- [What this task involves] Whatever appears in the listing must be reproduced exactly.

*** Material to process Section Begins ***

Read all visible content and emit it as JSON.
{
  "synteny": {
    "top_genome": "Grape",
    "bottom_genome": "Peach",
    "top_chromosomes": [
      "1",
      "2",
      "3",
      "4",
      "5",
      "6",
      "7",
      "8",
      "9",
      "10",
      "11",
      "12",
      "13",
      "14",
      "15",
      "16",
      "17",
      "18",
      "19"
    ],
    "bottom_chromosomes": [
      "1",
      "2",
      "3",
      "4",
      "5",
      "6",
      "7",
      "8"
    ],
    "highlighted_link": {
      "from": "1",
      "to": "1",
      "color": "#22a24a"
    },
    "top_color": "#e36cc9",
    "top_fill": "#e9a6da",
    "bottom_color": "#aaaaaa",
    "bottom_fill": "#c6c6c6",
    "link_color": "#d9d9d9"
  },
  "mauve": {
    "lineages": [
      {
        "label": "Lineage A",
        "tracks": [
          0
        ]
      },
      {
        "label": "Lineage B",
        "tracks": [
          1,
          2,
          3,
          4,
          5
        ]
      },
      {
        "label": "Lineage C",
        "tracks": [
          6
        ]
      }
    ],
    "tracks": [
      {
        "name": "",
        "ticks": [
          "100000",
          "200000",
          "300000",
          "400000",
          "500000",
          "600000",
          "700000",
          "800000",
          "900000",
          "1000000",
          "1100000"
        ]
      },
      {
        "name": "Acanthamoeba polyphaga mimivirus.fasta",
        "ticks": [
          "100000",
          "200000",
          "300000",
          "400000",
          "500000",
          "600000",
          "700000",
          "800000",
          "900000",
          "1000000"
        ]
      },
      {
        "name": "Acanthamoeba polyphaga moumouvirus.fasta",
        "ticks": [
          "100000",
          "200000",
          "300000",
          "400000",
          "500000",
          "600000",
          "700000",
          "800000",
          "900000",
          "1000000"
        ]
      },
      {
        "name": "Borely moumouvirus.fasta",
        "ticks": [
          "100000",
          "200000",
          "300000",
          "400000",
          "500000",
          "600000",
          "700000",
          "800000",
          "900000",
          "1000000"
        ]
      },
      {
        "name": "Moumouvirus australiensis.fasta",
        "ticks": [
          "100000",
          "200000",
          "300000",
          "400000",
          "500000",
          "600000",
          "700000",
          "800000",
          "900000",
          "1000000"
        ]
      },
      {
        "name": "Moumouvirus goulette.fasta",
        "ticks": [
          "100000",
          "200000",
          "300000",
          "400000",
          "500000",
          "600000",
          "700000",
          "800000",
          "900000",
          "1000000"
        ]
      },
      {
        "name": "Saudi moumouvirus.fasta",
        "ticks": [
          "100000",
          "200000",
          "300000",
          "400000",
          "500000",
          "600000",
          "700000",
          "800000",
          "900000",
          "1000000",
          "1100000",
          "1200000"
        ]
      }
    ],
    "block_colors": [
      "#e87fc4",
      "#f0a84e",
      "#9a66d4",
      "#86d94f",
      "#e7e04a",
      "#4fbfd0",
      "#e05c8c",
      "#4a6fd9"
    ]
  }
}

*** Material to process Section Ends ***

- [Written answer]
Read all visible content and emit it as JSON.
{
  "synteny": {
    "top_genome": "Grape",
    "bottom_genome": "Peach",
    "top_chromosomes": [
      "1",
      "2",
      "3",
      "4",
      "5",
      "6",
      "7",
      "8",
      "9",
      "10",
      "11",
      "12",
      "13",
      "14",
      "15",
      "16",
      "17",
      "18",
      "19"
    ],
    "bottom_chromosomes": [
      "1",
      "2",
      "3",
      "4",
      "5",
      "6",
      "7",
      "8"
    ],
    "highlighted_link": {
      "from": "1",
      "to": "1",
      "color": "#22a24a"
    },
    "top_color": "#e36cc9",
    "top_fill": "#e9a6da",
    "bottom_color": "#aaaaaa",
    "bottom_fill": "#c6c6c6",
    "link_color": "#d9d9d9"
  },
  "mauve": {
    "lineages": [
      {
        "label": "Lineage A",
        "tracks": [
          0
        ]
      },
      {
        "label": "Lineage B",
        "tracks": [
          1,
          2,
          3,
          4,
          5
        ]
      },
      {
        "label": "Lineage C",
        "tracks": [
          6
        ]
      }
    ],
    "tracks": [
      {
        "name": "",
        "ticks": [
          "100000",
          "200000",
          "300000",
          "400000",
          "500000",
          "600000",
          "700000",
          "800000",
          "900000",
          "1000000",
          "1100000"
        ]
      },
      {
        "name": "Acanthamoeba polyphaga mimivirus.fasta",
        "ticks": [
          "100000",
          "200000",
          "300000",
          "400000",
          "500000",
          "600000",
          "700000",
          "800000",
          "900000",
          "1000000"
        ]
      },
      {
        "name": "Acanthamoeba polyphaga moumouvirus.fasta",
        "ticks": [
          "100000",
          "200000",
          "300000",
          "400000",
          "500000",
          "600000",
          "700000",
          "800000",
          "900000",
          "1000000"
        ]
      },
      {
        "name": "Borely moumouvirus.fasta",
        "ticks": [
          "100000",
          "200000",
          "300000",
          "400000",
          "500000",
          "600000",
          "700000",
          "800000",
          "900000",
          "1000000"
        ]
      },
      {
        "name": "Moumouvirus australiensis.fasta",
        "ticks": [
          "100000",
          "200000",
          "300000",
          "400000",
          "500000",
          "600000",
          "700000",
          "800000",
          "900000",
          "1000000"
        ]
      },
      {
        "name": "Moumouvirus goulette.fasta",
        "ticks": [
          "100000",
          "200000",
          "300000",
          "400000",
          "500000",
          "600000",
          "700000",
          "800000",
          "900000",
          "1000000"
        ]
      },
      {
        "name": "Saudi moumouvirus.fasta",
        "ticks": [
          "100000",
          "200000",
          "300000",
          "400000",
          "500000",
          "600000",
          "700000",
          "800000",
          "900000",
          "1000000",
          "1100000",
          "1200000"
        ]
      }
    ],
    "block_colors": [
      "#e87fc4",
      "#f0a84e",
      "#9a66d4",
      "#86d94f",
      "#e7e04a",
      "#4fbfd0",
      "#e05c8c",
      "#4a6fd9"
    ]
  }
}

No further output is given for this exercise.